__Job__
Lift out each line of the data that holds "Périodes".

__Data provided__
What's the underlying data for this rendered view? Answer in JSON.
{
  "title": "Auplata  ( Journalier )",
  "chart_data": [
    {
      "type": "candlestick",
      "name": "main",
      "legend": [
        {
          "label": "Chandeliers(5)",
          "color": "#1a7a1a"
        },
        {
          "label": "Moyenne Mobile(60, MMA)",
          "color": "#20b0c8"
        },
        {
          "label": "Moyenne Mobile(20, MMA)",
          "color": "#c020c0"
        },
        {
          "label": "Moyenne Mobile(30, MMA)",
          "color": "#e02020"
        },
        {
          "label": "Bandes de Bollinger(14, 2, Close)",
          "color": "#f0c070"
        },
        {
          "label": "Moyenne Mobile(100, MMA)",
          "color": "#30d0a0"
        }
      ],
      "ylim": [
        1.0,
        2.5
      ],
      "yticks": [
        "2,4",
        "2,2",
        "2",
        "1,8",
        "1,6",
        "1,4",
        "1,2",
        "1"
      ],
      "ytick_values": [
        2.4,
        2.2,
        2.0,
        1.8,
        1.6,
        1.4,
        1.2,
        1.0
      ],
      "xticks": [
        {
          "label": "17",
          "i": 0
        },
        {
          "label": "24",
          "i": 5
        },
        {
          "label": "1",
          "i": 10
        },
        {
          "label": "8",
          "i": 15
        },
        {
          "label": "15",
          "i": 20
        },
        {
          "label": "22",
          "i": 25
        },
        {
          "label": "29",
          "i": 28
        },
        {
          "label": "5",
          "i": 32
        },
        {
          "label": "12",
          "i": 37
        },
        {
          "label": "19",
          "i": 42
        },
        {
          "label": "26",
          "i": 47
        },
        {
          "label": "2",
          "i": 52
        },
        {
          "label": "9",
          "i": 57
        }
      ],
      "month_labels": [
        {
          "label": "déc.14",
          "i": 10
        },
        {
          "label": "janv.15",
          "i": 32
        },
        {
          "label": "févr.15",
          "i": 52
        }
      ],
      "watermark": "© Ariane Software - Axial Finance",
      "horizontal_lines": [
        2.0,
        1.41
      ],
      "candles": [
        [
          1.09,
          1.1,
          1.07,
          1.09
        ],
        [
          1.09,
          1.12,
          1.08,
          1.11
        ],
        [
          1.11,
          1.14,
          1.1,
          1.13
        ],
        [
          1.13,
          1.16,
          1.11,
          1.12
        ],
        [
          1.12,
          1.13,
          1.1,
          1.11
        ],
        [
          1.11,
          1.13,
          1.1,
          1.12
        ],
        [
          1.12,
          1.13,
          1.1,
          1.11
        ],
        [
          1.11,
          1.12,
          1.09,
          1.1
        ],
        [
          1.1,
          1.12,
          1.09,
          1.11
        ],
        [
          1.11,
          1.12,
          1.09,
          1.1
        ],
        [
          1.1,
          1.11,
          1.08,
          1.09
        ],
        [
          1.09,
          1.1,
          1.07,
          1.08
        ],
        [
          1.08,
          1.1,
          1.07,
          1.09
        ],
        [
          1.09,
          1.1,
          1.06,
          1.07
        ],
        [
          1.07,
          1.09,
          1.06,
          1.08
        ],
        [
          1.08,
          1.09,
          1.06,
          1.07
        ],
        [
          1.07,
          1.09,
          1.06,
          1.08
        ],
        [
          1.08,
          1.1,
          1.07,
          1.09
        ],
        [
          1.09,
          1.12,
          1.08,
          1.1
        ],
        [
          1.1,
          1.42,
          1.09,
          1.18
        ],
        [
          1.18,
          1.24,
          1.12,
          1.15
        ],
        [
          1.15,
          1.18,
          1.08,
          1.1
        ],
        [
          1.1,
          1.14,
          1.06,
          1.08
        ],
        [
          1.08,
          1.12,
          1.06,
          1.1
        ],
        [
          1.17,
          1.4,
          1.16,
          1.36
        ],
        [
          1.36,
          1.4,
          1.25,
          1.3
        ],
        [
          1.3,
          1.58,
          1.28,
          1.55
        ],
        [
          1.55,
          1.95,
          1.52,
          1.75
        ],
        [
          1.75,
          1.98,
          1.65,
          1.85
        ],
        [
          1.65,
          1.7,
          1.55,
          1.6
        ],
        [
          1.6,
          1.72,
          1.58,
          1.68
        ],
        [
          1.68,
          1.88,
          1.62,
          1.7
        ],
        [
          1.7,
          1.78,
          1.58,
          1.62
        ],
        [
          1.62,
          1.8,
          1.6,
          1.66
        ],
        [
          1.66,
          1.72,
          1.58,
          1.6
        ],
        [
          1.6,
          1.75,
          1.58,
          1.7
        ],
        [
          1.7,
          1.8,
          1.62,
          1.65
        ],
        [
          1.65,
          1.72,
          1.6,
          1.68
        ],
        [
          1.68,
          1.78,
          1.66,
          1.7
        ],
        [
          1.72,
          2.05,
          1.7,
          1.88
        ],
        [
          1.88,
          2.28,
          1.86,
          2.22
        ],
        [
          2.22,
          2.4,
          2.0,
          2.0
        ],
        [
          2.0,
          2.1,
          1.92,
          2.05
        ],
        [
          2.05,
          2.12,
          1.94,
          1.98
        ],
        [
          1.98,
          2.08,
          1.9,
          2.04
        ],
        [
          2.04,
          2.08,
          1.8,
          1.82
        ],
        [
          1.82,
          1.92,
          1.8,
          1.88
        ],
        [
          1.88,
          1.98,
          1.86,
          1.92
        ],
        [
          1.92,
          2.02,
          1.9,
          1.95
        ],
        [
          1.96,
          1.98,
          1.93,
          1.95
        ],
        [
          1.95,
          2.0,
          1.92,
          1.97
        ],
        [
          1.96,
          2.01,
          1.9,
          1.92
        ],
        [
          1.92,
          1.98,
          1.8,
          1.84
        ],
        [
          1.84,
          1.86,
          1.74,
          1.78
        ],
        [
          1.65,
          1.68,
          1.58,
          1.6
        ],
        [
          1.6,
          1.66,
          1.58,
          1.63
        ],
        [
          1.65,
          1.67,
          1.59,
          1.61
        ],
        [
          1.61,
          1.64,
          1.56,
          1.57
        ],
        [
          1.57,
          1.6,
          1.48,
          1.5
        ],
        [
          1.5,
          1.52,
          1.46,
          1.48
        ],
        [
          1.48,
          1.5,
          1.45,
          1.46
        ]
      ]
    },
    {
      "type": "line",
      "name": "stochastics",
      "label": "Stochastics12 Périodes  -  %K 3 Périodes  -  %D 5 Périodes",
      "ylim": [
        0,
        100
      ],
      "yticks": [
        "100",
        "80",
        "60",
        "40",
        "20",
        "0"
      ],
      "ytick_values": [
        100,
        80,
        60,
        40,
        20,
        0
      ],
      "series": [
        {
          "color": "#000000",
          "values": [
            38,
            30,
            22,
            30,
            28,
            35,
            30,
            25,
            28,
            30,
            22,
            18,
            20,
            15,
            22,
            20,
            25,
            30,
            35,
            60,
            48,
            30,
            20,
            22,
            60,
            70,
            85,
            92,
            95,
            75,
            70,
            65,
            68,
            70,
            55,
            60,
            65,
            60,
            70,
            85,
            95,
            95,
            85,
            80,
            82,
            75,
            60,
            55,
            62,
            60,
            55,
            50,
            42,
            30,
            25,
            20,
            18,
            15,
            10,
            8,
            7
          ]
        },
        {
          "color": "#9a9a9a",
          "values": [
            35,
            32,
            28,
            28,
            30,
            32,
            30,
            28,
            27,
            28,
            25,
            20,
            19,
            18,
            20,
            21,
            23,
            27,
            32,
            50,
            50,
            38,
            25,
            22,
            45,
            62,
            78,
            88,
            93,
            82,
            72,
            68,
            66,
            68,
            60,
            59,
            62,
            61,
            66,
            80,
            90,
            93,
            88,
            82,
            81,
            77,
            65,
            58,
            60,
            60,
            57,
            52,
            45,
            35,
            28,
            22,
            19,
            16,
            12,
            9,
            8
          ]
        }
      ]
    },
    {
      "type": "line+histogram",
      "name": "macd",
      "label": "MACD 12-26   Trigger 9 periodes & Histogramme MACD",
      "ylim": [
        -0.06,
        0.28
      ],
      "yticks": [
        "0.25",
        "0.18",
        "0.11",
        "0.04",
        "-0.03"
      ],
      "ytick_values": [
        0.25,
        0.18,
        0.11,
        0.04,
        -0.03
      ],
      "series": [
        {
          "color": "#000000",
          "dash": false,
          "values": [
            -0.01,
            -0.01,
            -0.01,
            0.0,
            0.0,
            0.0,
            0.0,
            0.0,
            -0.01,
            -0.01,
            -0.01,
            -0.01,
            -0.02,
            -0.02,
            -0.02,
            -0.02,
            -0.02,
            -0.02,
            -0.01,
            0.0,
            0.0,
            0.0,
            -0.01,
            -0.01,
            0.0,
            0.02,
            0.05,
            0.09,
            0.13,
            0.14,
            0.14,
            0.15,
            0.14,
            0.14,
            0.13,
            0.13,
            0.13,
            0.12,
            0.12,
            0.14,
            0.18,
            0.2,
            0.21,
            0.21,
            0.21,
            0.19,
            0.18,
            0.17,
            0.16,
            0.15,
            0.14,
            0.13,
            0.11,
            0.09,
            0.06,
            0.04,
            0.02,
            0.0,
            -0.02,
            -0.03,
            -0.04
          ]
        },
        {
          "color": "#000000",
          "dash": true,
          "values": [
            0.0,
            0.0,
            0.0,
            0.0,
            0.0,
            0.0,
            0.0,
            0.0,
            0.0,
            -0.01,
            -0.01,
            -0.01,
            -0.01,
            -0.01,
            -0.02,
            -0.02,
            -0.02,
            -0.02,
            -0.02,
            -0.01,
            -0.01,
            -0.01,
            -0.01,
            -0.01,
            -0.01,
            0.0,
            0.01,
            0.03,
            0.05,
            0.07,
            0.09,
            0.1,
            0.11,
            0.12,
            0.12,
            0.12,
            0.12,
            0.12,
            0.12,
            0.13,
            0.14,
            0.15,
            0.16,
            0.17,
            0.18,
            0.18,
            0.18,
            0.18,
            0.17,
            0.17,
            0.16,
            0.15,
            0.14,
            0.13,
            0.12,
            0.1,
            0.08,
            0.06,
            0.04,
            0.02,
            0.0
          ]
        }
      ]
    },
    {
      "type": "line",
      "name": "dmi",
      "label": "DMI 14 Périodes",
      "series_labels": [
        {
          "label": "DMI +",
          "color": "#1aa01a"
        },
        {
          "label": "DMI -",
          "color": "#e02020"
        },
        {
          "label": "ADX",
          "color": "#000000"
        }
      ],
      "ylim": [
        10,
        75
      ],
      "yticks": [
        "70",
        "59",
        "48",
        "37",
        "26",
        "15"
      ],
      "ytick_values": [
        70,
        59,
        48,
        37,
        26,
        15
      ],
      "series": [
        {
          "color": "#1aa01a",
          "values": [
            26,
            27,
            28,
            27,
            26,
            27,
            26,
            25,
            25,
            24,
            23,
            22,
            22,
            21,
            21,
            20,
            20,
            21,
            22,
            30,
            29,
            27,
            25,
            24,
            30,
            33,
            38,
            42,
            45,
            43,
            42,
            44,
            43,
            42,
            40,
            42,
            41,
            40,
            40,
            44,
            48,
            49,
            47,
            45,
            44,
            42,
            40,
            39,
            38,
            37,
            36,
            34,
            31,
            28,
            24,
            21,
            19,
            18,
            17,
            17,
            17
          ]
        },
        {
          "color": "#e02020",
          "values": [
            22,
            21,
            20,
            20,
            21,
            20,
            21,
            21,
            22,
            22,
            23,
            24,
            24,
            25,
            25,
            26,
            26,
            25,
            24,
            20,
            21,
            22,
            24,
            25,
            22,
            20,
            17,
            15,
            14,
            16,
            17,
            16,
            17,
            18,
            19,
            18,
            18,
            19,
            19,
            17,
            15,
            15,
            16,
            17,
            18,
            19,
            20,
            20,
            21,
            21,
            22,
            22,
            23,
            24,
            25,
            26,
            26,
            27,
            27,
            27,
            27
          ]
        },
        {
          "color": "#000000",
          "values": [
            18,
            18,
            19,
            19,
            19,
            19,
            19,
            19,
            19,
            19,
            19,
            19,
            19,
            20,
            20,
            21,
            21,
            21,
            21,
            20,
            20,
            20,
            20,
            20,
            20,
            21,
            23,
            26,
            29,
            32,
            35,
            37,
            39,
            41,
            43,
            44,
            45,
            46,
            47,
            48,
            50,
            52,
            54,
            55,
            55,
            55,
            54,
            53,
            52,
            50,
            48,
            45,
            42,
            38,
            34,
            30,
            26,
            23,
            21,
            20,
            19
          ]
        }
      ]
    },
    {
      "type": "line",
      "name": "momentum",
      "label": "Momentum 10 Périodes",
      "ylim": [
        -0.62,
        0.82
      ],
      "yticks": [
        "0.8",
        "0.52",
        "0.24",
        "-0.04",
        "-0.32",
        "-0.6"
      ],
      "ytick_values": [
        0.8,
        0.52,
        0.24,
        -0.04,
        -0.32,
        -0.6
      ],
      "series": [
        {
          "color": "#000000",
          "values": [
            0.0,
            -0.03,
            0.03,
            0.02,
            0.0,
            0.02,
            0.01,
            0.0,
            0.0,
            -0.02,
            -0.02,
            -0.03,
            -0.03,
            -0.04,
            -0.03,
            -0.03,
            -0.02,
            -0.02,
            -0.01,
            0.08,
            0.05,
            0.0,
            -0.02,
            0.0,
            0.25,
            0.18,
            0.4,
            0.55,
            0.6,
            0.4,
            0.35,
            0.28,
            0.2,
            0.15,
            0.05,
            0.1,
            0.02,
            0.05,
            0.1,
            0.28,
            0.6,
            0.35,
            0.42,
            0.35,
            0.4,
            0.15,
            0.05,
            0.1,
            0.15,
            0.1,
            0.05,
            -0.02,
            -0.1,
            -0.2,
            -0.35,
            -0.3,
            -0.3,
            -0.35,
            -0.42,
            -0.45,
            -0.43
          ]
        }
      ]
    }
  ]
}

__The result__
      "label": "Stochastics12 Périodes  -  %K 3 Périodes  -  %D 5 Périodes",
      "label": "DMI 14 Périodes",
      "label": "Momentum 10 Périodes",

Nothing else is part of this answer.